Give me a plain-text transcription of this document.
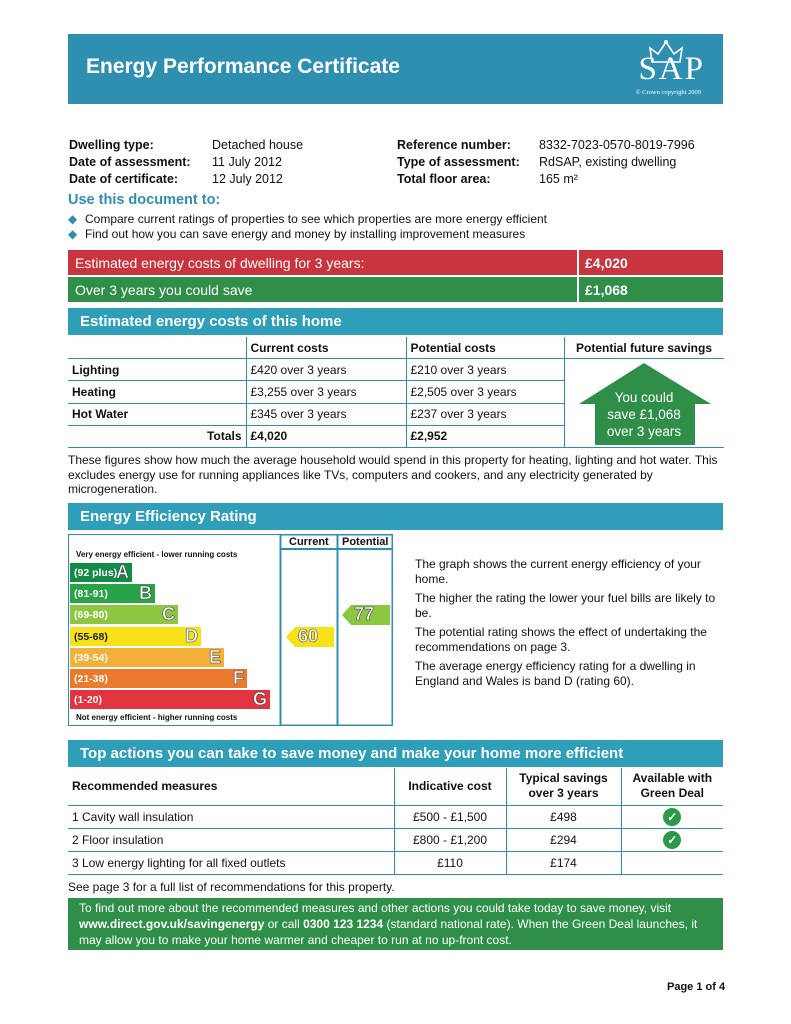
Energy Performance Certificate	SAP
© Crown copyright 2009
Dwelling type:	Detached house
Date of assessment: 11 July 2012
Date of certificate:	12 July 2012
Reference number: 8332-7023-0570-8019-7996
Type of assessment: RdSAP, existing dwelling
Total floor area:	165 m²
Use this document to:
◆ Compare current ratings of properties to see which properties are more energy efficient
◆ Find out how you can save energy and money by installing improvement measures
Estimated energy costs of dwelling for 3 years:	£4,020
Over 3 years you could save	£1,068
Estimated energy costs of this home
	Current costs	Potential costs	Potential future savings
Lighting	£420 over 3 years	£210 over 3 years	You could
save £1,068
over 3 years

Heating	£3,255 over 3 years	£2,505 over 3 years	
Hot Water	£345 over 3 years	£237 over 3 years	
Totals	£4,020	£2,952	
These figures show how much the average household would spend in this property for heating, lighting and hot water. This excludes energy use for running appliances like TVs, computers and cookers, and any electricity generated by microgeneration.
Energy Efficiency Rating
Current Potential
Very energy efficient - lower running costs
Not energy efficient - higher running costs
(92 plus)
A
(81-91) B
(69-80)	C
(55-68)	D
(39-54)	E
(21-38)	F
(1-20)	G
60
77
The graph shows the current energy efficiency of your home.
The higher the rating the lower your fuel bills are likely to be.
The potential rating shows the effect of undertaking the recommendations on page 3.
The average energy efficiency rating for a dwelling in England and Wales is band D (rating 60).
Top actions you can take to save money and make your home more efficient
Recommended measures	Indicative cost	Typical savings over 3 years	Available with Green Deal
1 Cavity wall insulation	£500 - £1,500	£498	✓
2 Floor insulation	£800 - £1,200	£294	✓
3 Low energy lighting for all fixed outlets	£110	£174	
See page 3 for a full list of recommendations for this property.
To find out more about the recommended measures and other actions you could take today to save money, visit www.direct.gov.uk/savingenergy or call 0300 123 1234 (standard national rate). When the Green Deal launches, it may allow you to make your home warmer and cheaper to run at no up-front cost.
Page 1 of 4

__________________________________________________

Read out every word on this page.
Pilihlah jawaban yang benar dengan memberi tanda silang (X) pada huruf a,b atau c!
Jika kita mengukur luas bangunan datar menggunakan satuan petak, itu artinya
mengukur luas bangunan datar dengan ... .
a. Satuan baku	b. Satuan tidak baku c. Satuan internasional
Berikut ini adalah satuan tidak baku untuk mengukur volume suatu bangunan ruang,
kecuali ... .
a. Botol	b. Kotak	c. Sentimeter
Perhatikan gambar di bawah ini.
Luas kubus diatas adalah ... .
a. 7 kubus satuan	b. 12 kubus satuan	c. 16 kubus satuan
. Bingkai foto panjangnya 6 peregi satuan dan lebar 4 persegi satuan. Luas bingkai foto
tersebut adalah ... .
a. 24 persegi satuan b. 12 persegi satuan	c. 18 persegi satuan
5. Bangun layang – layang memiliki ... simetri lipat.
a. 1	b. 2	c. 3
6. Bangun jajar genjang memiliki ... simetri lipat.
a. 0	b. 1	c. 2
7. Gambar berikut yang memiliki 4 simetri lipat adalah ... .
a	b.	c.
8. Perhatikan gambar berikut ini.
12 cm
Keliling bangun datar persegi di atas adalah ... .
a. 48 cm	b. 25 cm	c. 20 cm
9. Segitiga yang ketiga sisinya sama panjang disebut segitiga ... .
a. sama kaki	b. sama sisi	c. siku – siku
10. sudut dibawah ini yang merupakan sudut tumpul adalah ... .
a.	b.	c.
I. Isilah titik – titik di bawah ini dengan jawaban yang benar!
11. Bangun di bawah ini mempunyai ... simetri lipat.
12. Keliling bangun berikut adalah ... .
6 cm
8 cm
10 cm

__________________________________________________

For each line of the listing that holds the word "Deal", show that line.

Recommended measures	Indicative cost	Typical savings over 3 years	Available with Green Deal
To find out more about the recommended measures and other actions you could take today to save money, visit www.direct.gov.uk/savingenergy or call 0300 123 1234 (standard national rate). When the Green Deal launches, it may allow you to make your home warmer and cheaper to run at no up-front cost.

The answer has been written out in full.